The Ninth Circuit recently affirmed a district court’s decision finding that a non-signatory, a defendant in a class action, cannot invoke an arbitration agreement. Rajagopalan v. Noteworld, LLC, No. 12-35205 (9th Cir. May 20, 2013). (Click here for copy of the opinion.)
The case involved the debt settlement industry, and the plaintiff enrolled in a debt settlement program through a company known as First Rate Debt Solutions. According to the district court’s opinion (click here for a copy), the plaintiff entered into multiple contracts with different entities as a part of this debt settlement program. For example, the plaintiff entered into a software subscription agreement with one company which provided an “automated personal debt settlement system,” and an arbitration clause appeared in this software agreement. A different entity, NoteWorld, was responsible for the payment processing.
(Based on the court opinions, there were multiple entities involved in helping to “settle” the plaintiff’s debt. This seems like an inefficient, costly process with plenty of middlemen and opportunities for miscommunications, misunderstandings, wrongdoing, and improper solicitation. I often wonder how the merits of a case, the court’s perceptions of the culpability of the parties, or dislike of Concepcion’s effects may influence a court’s decision on compelling arbitration.)

* [Work to complete] Pick up the piece on the Ninth Circuit arbitration ruling right where it stops, and keep going in the same voice.

Items from a data source:
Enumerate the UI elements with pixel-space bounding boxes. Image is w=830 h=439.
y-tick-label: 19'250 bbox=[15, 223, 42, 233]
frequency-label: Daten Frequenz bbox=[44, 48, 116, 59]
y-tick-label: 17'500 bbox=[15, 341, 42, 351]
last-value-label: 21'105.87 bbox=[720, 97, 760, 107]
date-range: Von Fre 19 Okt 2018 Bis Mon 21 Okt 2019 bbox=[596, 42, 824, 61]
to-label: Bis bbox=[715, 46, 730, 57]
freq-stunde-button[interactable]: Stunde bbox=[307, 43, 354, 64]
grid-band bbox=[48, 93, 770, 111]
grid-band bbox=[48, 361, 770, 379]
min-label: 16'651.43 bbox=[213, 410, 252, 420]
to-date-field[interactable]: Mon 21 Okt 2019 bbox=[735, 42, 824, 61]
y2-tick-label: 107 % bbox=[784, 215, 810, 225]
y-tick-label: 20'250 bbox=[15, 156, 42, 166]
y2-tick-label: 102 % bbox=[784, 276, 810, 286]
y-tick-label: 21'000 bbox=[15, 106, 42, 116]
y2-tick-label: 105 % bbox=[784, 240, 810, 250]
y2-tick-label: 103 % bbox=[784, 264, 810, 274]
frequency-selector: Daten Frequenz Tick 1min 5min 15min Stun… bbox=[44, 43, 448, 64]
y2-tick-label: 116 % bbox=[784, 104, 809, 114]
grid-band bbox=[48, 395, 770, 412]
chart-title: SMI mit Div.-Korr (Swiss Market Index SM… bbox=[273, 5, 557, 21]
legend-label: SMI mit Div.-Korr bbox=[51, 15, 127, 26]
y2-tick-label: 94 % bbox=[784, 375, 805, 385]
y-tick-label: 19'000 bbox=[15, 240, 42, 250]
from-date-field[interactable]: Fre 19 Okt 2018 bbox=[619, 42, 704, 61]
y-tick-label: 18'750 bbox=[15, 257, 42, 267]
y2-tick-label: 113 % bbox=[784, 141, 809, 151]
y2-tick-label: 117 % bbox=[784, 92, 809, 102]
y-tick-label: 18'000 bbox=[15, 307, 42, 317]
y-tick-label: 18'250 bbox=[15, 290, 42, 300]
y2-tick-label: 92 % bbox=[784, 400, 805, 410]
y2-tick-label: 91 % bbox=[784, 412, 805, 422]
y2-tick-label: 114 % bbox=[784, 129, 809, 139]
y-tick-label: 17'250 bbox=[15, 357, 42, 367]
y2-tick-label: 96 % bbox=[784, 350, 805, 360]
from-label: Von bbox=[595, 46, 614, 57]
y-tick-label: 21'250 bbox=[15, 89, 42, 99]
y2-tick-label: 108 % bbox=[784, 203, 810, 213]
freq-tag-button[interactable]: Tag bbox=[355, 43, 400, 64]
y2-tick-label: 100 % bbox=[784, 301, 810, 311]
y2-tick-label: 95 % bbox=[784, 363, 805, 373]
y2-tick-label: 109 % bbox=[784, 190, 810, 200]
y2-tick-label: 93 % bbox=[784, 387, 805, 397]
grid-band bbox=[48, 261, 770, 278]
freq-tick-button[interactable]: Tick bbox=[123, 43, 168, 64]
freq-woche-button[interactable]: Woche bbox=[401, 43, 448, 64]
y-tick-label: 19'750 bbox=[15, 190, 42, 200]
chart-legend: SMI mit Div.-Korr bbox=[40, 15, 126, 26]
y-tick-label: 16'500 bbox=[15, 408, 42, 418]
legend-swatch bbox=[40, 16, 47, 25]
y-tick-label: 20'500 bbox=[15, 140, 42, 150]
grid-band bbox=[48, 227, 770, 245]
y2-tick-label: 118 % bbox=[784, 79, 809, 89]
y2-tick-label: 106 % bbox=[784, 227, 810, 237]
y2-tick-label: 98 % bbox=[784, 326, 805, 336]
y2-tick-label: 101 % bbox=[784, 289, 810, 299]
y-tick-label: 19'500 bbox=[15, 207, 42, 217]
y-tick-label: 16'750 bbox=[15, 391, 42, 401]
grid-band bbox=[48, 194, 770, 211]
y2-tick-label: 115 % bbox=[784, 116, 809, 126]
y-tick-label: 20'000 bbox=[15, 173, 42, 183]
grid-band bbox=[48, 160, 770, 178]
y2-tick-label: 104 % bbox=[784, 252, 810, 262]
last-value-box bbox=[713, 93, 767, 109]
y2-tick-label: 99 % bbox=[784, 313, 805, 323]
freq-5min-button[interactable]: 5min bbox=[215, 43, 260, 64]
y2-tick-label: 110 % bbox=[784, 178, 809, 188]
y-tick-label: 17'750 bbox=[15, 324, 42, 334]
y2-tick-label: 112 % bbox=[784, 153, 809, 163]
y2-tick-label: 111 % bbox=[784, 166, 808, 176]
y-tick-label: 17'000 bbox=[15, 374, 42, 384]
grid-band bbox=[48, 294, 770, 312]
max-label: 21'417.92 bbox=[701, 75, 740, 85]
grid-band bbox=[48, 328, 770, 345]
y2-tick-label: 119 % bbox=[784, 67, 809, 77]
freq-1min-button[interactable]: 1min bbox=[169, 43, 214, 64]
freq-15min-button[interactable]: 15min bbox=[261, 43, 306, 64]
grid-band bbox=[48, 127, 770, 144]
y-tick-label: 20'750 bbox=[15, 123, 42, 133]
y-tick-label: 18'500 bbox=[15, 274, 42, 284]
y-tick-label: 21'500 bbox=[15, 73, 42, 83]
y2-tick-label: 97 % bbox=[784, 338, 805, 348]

* [Task result]
The plaintiff, from North Carolina, brought a class action against the payment processor NoteWorld in federal court in Washington, the domicile of NoteWorld. Most likely trying to take advantage of Concepcion and limit class action liability, NoteWorld, who was not a party to the software agreement containing the arbitration clause, tried to enforce the arbitration clause as a non-signatory. The lower court denied NoteWorld’s request to compel arbitration, and the Ninth Circuit recently affirmed, finding that NoteWorld was not a third-party beneficiary and could not rely on an equitable estoppel argument (theories which may allow a non-signatory to compel arbitration under the right circumstances).
The lower court’s opinion raised many issues that were not addressed on appeal. For example, the arbitration clause required arbitration to take place in Florida, and the lower court held that such choice of location did not make the clause unconscionable, particularly because the plaintiff, a resident of North Carolina, chose to file suit across the country in Washington. However, the fact that Florida law would apply under the terms of the arbitration clause made the clause unconscionable because the recovery of fees and costs would be left to the discretion of the arbitrator, contrary to Washington law.